(Stored records)

-*-

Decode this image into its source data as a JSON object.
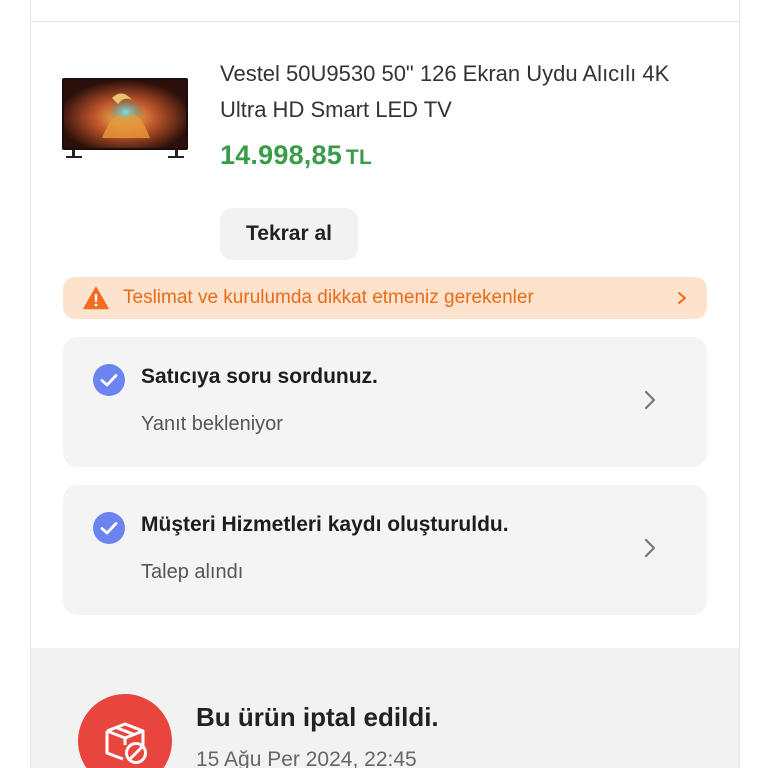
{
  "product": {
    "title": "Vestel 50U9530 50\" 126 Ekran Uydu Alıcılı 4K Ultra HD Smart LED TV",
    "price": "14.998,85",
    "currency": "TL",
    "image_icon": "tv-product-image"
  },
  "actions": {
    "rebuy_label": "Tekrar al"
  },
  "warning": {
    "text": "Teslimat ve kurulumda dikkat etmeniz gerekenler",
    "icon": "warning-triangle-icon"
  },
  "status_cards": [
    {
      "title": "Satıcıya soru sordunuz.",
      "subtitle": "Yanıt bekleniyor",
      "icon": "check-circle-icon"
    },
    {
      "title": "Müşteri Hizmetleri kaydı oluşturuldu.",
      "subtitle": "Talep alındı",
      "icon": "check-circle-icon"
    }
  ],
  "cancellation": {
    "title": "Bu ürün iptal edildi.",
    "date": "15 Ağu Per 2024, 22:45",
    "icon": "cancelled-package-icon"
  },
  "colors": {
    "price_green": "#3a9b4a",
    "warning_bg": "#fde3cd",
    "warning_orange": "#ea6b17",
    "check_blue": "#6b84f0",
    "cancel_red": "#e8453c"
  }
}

-*-

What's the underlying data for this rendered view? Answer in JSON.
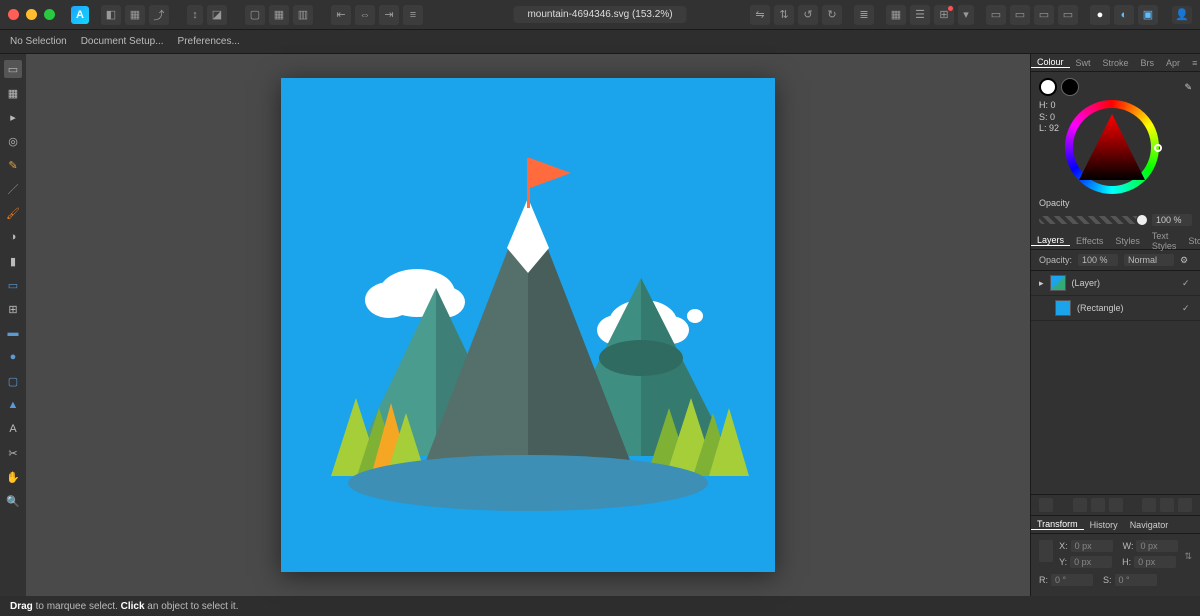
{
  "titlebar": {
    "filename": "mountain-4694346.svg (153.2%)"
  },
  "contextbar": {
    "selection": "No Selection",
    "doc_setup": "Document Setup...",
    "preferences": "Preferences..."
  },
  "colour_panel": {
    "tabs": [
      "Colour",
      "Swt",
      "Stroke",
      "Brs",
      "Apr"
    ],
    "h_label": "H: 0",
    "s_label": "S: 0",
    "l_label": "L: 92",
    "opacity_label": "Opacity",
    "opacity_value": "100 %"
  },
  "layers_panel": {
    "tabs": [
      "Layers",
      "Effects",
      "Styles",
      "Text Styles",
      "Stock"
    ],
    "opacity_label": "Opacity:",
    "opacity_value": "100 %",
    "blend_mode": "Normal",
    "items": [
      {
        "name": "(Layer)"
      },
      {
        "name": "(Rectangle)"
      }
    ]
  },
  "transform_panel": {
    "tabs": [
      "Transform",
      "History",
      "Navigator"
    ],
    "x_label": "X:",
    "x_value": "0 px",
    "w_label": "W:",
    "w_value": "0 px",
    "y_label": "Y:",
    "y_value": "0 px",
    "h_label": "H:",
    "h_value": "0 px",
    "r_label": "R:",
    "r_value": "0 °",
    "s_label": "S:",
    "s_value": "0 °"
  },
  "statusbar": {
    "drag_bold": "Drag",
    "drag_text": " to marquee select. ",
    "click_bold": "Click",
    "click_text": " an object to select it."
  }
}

-*-

* _Work to do_:
In the entries above, identify every line with the word "this". Copy those lines.

* _Final result_:
Decode this image into its source data as a JSON object.
What's the underlying data for this rendered view? Answer in JSON.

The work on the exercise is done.